SHORT EXERCISE:
Across the listing below, how many lines hold "name"? Reply with the number by itself.

Dataset records:
※ ※ ※

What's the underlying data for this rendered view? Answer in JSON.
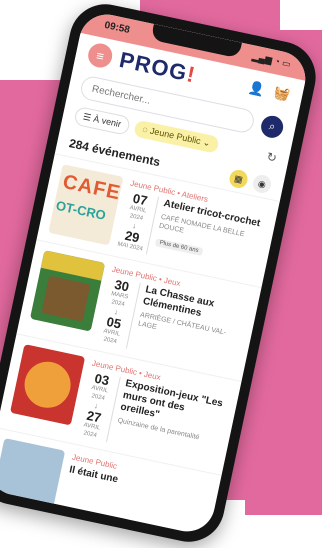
{
  "status": {
    "time": "09:58"
  },
  "header": {
    "logo_main": "PROG",
    "logo_mark": "!"
  },
  "search": {
    "placeholder": "Rechercher..."
  },
  "filters": {
    "list_label": "À venir",
    "category_label": "Jeune Public"
  },
  "results": {
    "count": "284 événements"
  },
  "events": [
    {
      "category": "Jeune Public • Ateliers",
      "thumb_line1": "CAFE",
      "thumb_line2": "OT-CRO",
      "start_day": "07",
      "start_month": "AVRIL 2024",
      "end_day": "29",
      "end_month": "MAI 2024",
      "title": "Atelier tricot-crochet",
      "place": "CAFÉ NOMADE LA BELLE DOUCE",
      "tag": "Plus de 60 ans"
    },
    {
      "category": "Jeune Public • Jeux",
      "start_day": "30",
      "start_month": "MARS 2024",
      "end_day": "05",
      "end_month": "AVRIL 2024",
      "title": "La Chasse aux Clémentines",
      "place": "ARRIÈGE / CHÂTEAU VAL-LAGE"
    },
    {
      "category": "Jeune Public • Jeux",
      "start_day": "03",
      "start_month": "AVRIL 2024",
      "end_day": "27",
      "end_month": "AVRIL 2024",
      "title": "Exposition-jeux \"Les murs ont des oreilles\"",
      "place": "Quinzaine de la parentalité"
    },
    {
      "category": "Jeune Public",
      "title": "Il était une"
    }
  ]
}
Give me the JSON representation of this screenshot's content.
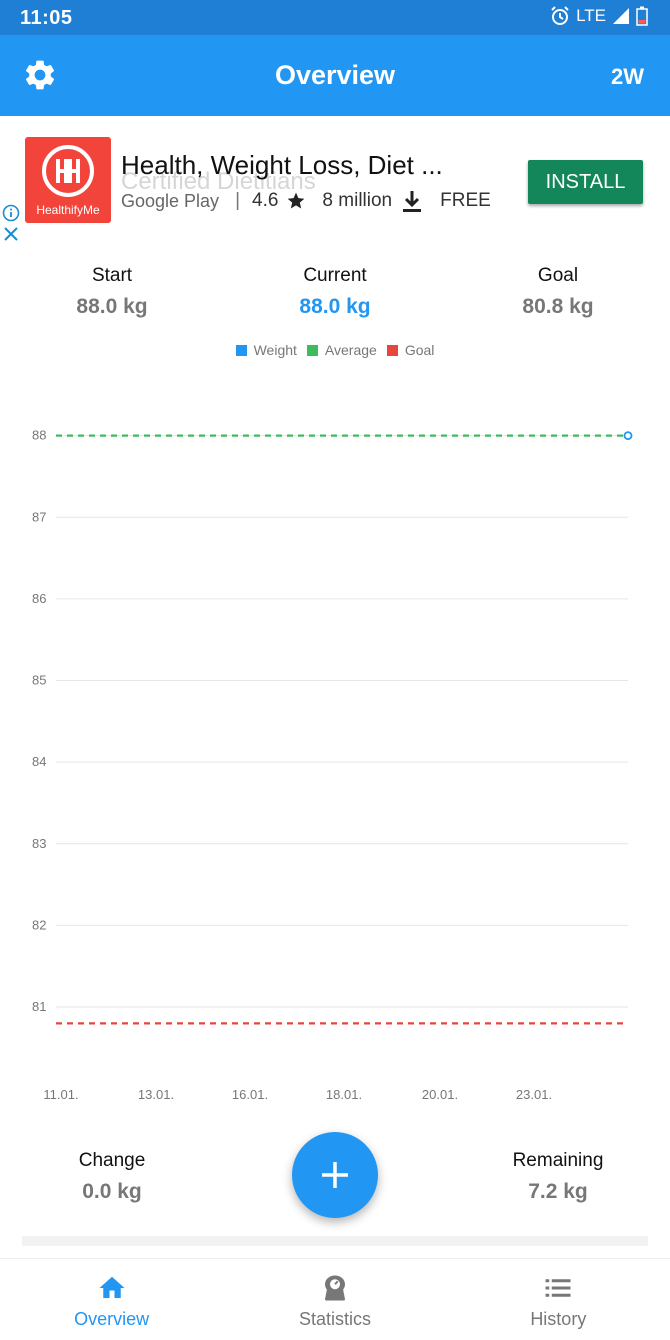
{
  "status_bar": {
    "time": "11:05",
    "network": "LTE"
  },
  "app_bar": {
    "title": "Overview",
    "range": "2W"
  },
  "ad": {
    "logo_text": "HealthifyMe",
    "title": "Health, Weight Loss, Diet ...",
    "ghost_text": "Certified Dietitians",
    "store": "Google Play",
    "separator": "|",
    "rating": "4.6",
    "downloads": "8 million",
    "price": "FREE",
    "install_label": "INSTALL"
  },
  "stats": {
    "start": {
      "label": "Start",
      "value": "88.0 kg"
    },
    "current": {
      "label": "Current",
      "value": "88.0 kg"
    },
    "goal": {
      "label": "Goal",
      "value": "80.8 kg"
    }
  },
  "legend": [
    {
      "name": "Weight",
      "color": "#2196f3"
    },
    {
      "name": "Average",
      "color": "#3dbb5e"
    },
    {
      "name": "Goal",
      "color": "#e8453c"
    }
  ],
  "chart_data": {
    "type": "line",
    "y_ticks": [
      "88",
      "87",
      "86",
      "85",
      "84",
      "83",
      "82",
      "81"
    ],
    "x_ticks": [
      "11.01.",
      "13.01.",
      "16.01.",
      "18.01.",
      "20.01.",
      "23.01."
    ],
    "series": [
      {
        "name": "Weight",
        "color": "#2196f3",
        "points": [
          {
            "x": "25.01.",
            "y": 88.0
          }
        ]
      },
      {
        "name": "Average",
        "color": "#3dbb5e",
        "y": 88.0,
        "style": "dashed"
      },
      {
        "name": "Goal",
        "color": "#e8453c",
        "y": 80.8,
        "style": "dashed"
      }
    ],
    "ylim": [
      80.4,
      88.4
    ],
    "grid": true
  },
  "bottom_stats": {
    "change": {
      "label": "Change",
      "value": "0.0 kg"
    },
    "remaining": {
      "label": "Remaining",
      "value": "7.2 kg"
    }
  },
  "bottom_nav": [
    {
      "label": "Overview",
      "active": true
    },
    {
      "label": "Statistics",
      "active": false
    },
    {
      "label": "History",
      "active": false
    }
  ]
}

※ ※ ※

FINISHED TASK:
6